- CHALLENGE
Check each line of the material below, and copy it if it holds the string "text".

- Extracted data entries
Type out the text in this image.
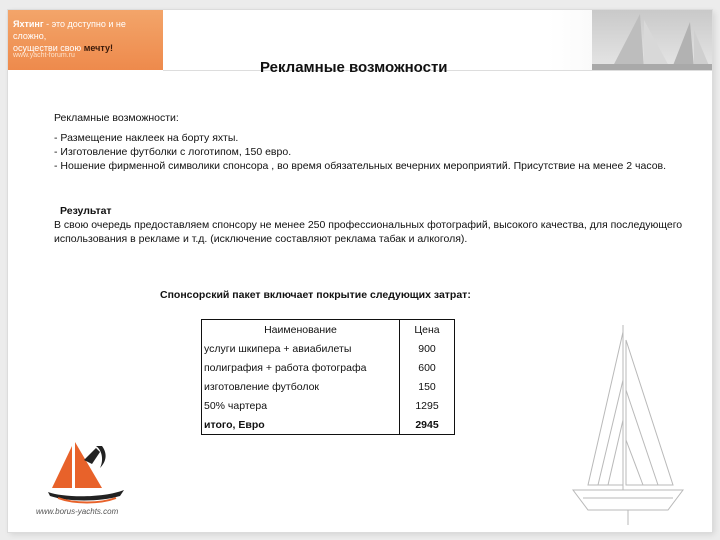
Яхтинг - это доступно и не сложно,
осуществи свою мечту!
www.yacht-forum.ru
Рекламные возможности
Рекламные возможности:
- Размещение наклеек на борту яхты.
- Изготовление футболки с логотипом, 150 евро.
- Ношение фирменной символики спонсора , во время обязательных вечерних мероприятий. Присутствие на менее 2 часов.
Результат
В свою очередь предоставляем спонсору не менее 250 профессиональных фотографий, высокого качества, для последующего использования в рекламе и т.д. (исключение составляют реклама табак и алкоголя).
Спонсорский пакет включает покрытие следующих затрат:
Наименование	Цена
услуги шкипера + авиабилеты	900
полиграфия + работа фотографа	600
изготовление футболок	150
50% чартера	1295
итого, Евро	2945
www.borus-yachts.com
---
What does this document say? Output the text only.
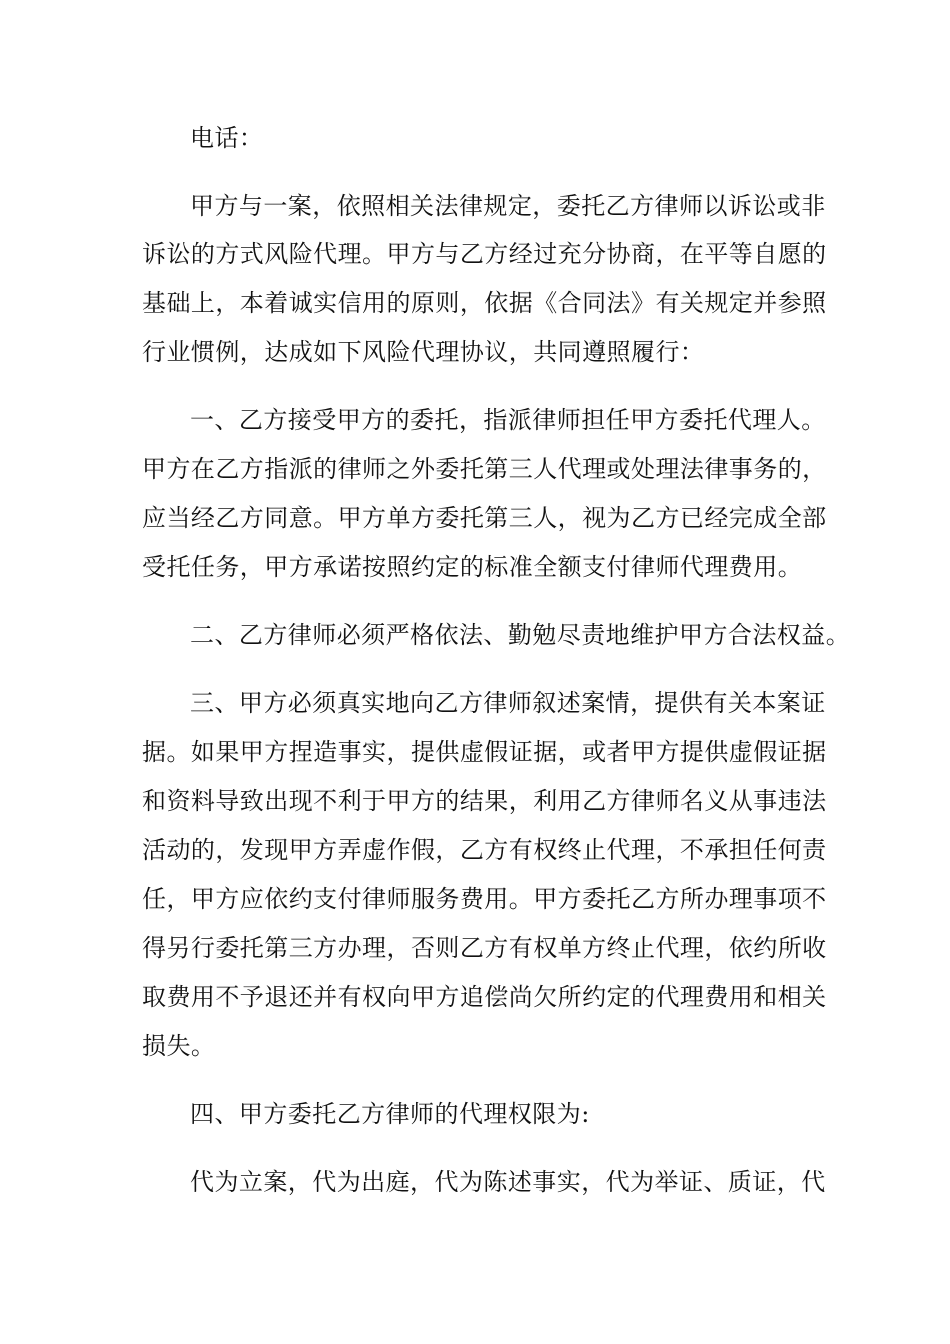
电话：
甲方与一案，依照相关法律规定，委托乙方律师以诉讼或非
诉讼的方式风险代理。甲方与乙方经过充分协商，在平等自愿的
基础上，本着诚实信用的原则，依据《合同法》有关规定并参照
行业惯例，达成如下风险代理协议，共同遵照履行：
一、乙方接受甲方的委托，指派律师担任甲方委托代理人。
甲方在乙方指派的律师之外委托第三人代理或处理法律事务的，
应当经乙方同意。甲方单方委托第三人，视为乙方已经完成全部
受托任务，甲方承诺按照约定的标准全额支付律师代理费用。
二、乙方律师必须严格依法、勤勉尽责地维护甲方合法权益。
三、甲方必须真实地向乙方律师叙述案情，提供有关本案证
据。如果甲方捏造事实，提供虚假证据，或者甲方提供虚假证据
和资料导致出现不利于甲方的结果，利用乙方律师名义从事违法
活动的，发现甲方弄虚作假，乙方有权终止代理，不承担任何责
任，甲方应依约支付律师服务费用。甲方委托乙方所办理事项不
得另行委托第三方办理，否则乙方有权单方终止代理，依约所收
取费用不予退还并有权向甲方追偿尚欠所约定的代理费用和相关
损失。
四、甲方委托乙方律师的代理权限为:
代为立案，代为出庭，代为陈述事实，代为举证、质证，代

- RESPONSE BELOW
Type out the text in this image.
What does this document say? Output the text only.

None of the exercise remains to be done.